** WHAT YOU HAVE TO DO **
Each line of the material below should be reproduced exactly.

** MATERIALS PROVIDED **

..........

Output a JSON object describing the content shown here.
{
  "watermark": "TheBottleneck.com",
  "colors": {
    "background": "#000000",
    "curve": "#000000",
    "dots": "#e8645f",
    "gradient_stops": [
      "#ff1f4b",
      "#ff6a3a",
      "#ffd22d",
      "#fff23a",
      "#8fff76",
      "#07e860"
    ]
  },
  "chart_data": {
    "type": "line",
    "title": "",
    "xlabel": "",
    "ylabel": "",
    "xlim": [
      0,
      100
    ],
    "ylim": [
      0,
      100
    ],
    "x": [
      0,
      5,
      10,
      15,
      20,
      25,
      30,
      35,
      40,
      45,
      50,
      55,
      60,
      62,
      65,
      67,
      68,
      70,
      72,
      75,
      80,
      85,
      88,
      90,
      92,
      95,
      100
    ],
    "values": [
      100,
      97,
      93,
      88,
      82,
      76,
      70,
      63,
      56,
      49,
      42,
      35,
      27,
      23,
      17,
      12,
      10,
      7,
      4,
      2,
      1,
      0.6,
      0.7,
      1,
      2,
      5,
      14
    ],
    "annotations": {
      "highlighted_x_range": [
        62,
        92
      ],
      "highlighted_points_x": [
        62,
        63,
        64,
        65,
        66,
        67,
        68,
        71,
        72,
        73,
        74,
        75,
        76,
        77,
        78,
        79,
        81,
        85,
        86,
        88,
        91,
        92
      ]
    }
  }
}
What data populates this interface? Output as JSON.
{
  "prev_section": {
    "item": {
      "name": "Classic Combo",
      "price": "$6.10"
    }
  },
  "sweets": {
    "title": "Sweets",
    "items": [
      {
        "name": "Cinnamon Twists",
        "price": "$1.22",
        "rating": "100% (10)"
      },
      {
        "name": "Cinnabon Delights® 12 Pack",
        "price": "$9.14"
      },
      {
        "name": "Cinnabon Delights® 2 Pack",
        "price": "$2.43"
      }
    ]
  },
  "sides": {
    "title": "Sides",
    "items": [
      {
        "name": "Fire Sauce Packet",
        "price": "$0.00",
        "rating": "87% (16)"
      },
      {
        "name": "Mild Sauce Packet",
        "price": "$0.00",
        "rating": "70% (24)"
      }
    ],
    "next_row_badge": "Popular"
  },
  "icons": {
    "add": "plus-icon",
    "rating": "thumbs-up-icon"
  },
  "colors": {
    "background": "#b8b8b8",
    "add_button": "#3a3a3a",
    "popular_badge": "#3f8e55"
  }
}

..........

** WORKED ANSWER **
Output a JSON object describing the content shown here.
{
  "watermark": "TheBottleneck.com",
  "colors": {
    "background": "#000000",
    "curve": "#000000",
    "dots": "#e8645f",
    "gradient_stops": [
      "#ff1f4b",
      "#ff6a3a",
      "#ffd22d",
      "#fff23a",
      "#8fff76",
      "#07e860"
    ]
  },
  "chart_data": {
    "type": "line",
    "title": "",
    "xlabel": "",
    "ylabel": "",
    "xlim": [
      0,
      100
    ],
    "ylim": [
      0,
      100
    ],
    "x": [
      0,
      5,
      10,
      15,
      20,
      25,
      30,
      35,
      40,
      45,
      50,
      55,
      60,
      62,
      65,
      67,
      68,
      70,
      72,
      75,
      80,
      85,
      88,
      90,
      92,
      95,
      100
    ],
    "values": [
      100,
      97,
      93,
      88,
      82,
      76,
      70,
      63,
      56,
      49,
      42,
      35,
      27,
      23,
      17,
      12,
      10,
      7,
      4,
      2,
      1,
      0.6,
      0.7,
      1,
      2,
      5,
      14
    ],
    "annotations": {
      "highlighted_x_range": [
        62,
        92
      ],
      "highlighted_points_x": [
        62,
        63,
        64,
        65,
        66,
        67,
        68,
        71,
        72,
        73,
        74,
        75,
        76,
        77,
        78,
        79,
        81,
        85,
        86,
        88,
        91,
        92
      ]
    }
  }
}
What data populates this interface? Output as JSON.
{
  "prev_section": {
    "item": {
      "name": "Classic Combo",
      "price": "$6.10"
    }
  },
  "sweets": {
    "title": "Sweets",
    "items": [
      {
        "name": "Cinnamon Twists",
        "price": "$1.22",
        "rating": "100% (10)"
      },
      {
        "name": "Cinnabon Delights® 12 Pack",
        "price": "$9.14"
      },
      {
        "name": "Cinnabon Delights® 2 Pack",
        "price": "$2.43"
      }
    ]
  },
  "sides": {
    "title": "Sides",
    "items": [
      {
        "name": "Fire Sauce Packet",
        "price": "$0.00",
        "rating": "87% (16)"
      },
      {
        "name": "Mild Sauce Packet",
        "price": "$0.00",
        "rating": "70% (24)"
      }
    ],
    "next_row_badge": "Popular"
  },
  "icons": {
    "add": "plus-icon",
    "rating": "thumbs-up-icon"
  },
  "colors": {
    "background": "#b8b8b8",
    "add_button": "#3a3a3a",
    "popular_badge": "#3f8e55"
  }
}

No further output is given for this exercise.